[begin Provided material]

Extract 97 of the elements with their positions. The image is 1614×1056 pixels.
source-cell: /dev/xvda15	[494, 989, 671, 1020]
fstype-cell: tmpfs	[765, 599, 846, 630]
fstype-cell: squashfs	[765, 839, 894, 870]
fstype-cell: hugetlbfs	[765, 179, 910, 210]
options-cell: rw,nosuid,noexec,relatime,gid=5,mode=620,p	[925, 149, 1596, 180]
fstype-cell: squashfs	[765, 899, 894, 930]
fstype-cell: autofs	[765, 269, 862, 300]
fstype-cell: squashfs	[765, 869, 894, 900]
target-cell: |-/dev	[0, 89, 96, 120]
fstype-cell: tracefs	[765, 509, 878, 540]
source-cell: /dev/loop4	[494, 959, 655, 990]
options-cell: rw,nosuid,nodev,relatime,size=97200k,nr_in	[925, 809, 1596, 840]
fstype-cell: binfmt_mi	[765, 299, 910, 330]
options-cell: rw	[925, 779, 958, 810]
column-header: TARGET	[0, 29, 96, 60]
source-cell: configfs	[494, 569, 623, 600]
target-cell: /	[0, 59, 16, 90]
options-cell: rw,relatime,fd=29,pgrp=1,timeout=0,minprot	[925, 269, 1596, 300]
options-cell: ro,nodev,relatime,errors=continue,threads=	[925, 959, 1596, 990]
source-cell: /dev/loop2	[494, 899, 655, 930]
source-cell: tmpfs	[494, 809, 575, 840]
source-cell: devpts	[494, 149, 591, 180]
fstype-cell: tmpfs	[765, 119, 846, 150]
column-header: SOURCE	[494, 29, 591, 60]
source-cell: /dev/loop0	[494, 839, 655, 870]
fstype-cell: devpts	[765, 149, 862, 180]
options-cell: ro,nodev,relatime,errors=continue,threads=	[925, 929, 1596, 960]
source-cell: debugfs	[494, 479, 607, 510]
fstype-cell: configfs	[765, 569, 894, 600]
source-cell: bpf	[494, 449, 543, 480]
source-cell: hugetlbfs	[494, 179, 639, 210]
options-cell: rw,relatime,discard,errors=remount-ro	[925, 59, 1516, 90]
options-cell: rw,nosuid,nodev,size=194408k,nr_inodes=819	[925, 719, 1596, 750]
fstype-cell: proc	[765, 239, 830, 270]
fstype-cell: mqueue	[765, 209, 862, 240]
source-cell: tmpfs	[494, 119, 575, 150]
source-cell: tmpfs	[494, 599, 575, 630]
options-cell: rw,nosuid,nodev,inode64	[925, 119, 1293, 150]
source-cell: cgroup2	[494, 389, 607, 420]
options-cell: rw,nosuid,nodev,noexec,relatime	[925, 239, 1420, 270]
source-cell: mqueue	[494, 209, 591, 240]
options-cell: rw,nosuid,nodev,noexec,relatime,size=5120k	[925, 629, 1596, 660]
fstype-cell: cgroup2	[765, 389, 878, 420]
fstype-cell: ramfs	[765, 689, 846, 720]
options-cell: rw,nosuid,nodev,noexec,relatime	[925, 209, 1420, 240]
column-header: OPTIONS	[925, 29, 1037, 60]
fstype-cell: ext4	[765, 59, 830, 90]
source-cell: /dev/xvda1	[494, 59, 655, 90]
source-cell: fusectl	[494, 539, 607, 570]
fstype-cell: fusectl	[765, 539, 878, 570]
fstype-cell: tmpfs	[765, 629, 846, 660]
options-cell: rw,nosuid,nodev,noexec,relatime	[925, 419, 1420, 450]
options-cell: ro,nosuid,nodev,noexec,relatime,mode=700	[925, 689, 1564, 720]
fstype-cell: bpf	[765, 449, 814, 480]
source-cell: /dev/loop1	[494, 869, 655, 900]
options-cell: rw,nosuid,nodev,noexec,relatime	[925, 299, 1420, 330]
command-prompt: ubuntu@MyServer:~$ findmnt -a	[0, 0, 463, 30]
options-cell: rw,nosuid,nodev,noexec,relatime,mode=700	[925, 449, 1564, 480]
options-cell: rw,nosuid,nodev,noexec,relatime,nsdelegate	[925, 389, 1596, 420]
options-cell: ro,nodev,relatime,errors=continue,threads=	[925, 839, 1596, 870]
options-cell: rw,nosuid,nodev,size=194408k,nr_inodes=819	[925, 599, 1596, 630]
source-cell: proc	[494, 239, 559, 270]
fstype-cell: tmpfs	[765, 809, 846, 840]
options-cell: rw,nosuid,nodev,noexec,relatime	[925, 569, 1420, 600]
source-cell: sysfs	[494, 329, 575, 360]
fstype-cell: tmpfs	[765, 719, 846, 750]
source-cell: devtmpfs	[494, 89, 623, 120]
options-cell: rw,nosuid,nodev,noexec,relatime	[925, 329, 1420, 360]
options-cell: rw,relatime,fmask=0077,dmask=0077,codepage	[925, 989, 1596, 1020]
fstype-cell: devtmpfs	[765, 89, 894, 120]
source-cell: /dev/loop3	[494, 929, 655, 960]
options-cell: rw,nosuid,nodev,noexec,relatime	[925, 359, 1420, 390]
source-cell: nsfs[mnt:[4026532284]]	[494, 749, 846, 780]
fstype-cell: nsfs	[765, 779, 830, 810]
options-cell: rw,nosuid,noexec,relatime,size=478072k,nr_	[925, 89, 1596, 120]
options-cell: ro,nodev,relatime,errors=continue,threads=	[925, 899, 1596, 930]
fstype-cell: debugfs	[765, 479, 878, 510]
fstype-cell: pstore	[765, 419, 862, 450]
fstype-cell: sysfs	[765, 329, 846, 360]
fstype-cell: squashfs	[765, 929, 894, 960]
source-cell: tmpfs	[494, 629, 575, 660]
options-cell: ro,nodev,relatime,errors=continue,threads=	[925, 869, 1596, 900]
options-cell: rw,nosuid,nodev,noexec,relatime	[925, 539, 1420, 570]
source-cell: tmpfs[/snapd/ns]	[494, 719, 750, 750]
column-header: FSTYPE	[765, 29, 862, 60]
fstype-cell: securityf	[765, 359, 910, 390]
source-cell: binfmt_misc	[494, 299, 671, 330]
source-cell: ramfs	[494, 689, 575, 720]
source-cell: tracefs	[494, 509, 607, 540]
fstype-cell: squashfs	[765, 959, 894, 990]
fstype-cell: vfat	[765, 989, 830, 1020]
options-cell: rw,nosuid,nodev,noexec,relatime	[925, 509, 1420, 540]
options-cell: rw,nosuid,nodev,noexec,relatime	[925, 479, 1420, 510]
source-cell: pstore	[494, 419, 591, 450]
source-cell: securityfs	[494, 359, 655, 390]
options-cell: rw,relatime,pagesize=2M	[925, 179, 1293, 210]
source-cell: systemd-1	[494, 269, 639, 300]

[end Provided material]

Your instructions:
Copy out the data above in full, switching every "squashfs" to "erofs" and keeping everything else the same.

Response for this exercise:
Extract 97 of the elements with their positions. The image is 1614×1056 pixels.
source-cell: /dev/xvda15	[494, 989, 671, 1020]
fstype-cell: tmpfs	[765, 599, 846, 630]
fstype-cell: erofs	[765, 839, 894, 870]
fstype-cell: hugetlbfs	[765, 179, 910, 210]
options-cell: rw,nosuid,noexec,relatime,gid=5,mode=620,p	[925, 149, 1596, 180]
fstype-cell: erofs	[765, 899, 894, 930]
fstype-cell: autofs	[765, 269, 862, 300]
fstype-cell: erofs	[765, 869, 894, 900]
target-cell: |-/dev	[0, 89, 96, 120]
fstype-cell: tracefs	[765, 509, 878, 540]
source-cell: /dev/loop4	[494, 959, 655, 990]
options-cell: rw,nosuid,nodev,relatime,size=97200k,nr_in	[925, 809, 1596, 840]
fstype-cell: binfmt_mi	[765, 299, 910, 330]
options-cell: rw	[925, 779, 958, 810]
column-header: TARGET	[0, 29, 96, 60]
source-cell: configfs	[494, 569, 623, 600]
target-cell: /	[0, 59, 16, 90]
options-cell: rw,relatime,fd=29,pgrp=1,timeout=0,minprot	[925, 269, 1596, 300]
options-cell: ro,nodev,relatime,errors=continue,threads=	[925, 959, 1596, 990]
source-cell: /dev/loop2	[494, 899, 655, 930]
source-cell: tmpfs	[494, 809, 575, 840]
source-cell: devpts	[494, 149, 591, 180]
fstype-cell: tmpfs	[765, 119, 846, 150]
column-header: SOURCE	[494, 29, 591, 60]
source-cell: /dev/loop0	[494, 839, 655, 870]
fstype-cell: devpts	[765, 149, 862, 180]
options-cell: ro,nodev,relatime,errors=continue,threads=	[925, 929, 1596, 960]
source-cell: debugfs	[494, 479, 607, 510]
fstype-cell: configfs	[765, 569, 894, 600]
source-cell: bpf	[494, 449, 543, 480]
source-cell: hugetlbfs	[494, 179, 639, 210]
options-cell: rw,relatime,discard,errors=remount-ro	[925, 59, 1516, 90]
options-cell: rw,nosuid,nodev,size=194408k,nr_inodes=819	[925, 719, 1596, 750]
fstype-cell: proc	[765, 239, 830, 270]
fstype-cell: mqueue	[765, 209, 862, 240]
source-cell: tmpfs	[494, 119, 575, 150]
source-cell: tmpfs	[494, 599, 575, 630]
options-cell: rw,nosuid,nodev,inode64	[925, 119, 1293, 150]
source-cell: cgroup2	[494, 389, 607, 420]
options-cell: rw,nosuid,nodev,noexec,relatime	[925, 239, 1420, 270]
source-cell: mqueue	[494, 209, 591, 240]
options-cell: rw,nosuid,nodev,noexec,relatime,size=5120k	[925, 629, 1596, 660]
fstype-cell: cgroup2	[765, 389, 878, 420]
fstype-cell: ramfs	[765, 689, 846, 720]
options-cell: rw,nosuid,nodev,noexec,relatime	[925, 209, 1420, 240]
column-header: OPTIONS	[925, 29, 1037, 60]
fstype-cell: ext4	[765, 59, 830, 90]
source-cell: /dev/xvda1	[494, 59, 655, 90]
source-cell: fusectl	[494, 539, 607, 570]
fstype-cell: fusectl	[765, 539, 878, 570]
fstype-cell: tmpfs	[765, 629, 846, 660]
options-cell: rw,nosuid,nodev,noexec,relatime	[925, 419, 1420, 450]
options-cell: ro,nosuid,nodev,noexec,relatime,mode=700	[925, 689, 1564, 720]
fstype-cell: bpf	[765, 449, 814, 480]
source-cell: /dev/loop1	[494, 869, 655, 900]
options-cell: rw,nosuid,nodev,noexec,relatime	[925, 299, 1420, 330]
command-prompt: ubuntu@MyServer:~$ findmnt -a	[0, 0, 463, 30]
options-cell: rw,nosuid,nodev,noexec,relatime,mode=700	[925, 449, 1564, 480]
options-cell: rw,nosuid,nodev,noexec,relatime,nsdelegate	[925, 389, 1596, 420]
options-cell: ro,nodev,relatime,errors=continue,threads=	[925, 839, 1596, 870]
options-cell: rw,nosuid,nodev,size=194408k,nr_inodes=819	[925, 599, 1596, 630]
source-cell: proc	[494, 239, 559, 270]
fstype-cell: tmpfs	[765, 809, 846, 840]
options-cell: rw,nosuid,nodev,noexec,relatime	[925, 569, 1420, 600]
source-cell: sysfs	[494, 329, 575, 360]
fstype-cell: tmpfs	[765, 719, 846, 750]
source-cell: devtmpfs	[494, 89, 623, 120]
options-cell: rw,nosuid,nodev,noexec,relatime	[925, 329, 1420, 360]
options-cell: rw,relatime,fmask=0077,dmask=0077,codepage	[925, 989, 1596, 1020]
fstype-cell: devtmpfs	[765, 89, 894, 120]
source-cell: /dev/loop3	[494, 929, 655, 960]
options-cell: rw,nosuid,nodev,noexec,relatime	[925, 359, 1420, 390]
source-cell: nsfs[mnt:[4026532284]]	[494, 749, 846, 780]
fstype-cell: nsfs	[765, 779, 830, 810]
options-cell: rw,nosuid,noexec,relatime,size=478072k,nr_	[925, 89, 1596, 120]
options-cell: ro,nodev,relatime,errors=continue,threads=	[925, 899, 1596, 930]
fstype-cell: debugfs	[765, 479, 878, 510]
fstype-cell: pstore	[765, 419, 862, 450]
fstype-cell: sysfs	[765, 329, 846, 360]
fstype-cell: erofs	[765, 929, 894, 960]
source-cell: tmpfs	[494, 629, 575, 660]
options-cell: ro,nodev,relatime,errors=continue,threads=	[925, 869, 1596, 900]
options-cell: rw,nosuid,nodev,noexec,relatime	[925, 539, 1420, 570]
source-cell: tmpfs[/snapd/ns]	[494, 719, 750, 750]
column-header: FSTYPE	[765, 29, 862, 60]
fstype-cell: securityf	[765, 359, 910, 390]
source-cell: binfmt_misc	[494, 299, 671, 330]
source-cell: ramfs	[494, 689, 575, 720]
source-cell: tracefs	[494, 509, 607, 540]
fstype-cell: erofs	[765, 959, 894, 990]
fstype-cell: vfat	[765, 989, 830, 1020]
options-cell: rw,nosuid,nodev,noexec,relatime	[925, 509, 1420, 540]
options-cell: rw,nosuid,nodev,noexec,relatime	[925, 479, 1420, 510]
source-cell: pstore	[494, 419, 591, 450]
source-cell: securityfs	[494, 359, 655, 390]
options-cell: rw,relatime,pagesize=2M	[925, 179, 1293, 210]
source-cell: systemd-1	[494, 269, 639, 300]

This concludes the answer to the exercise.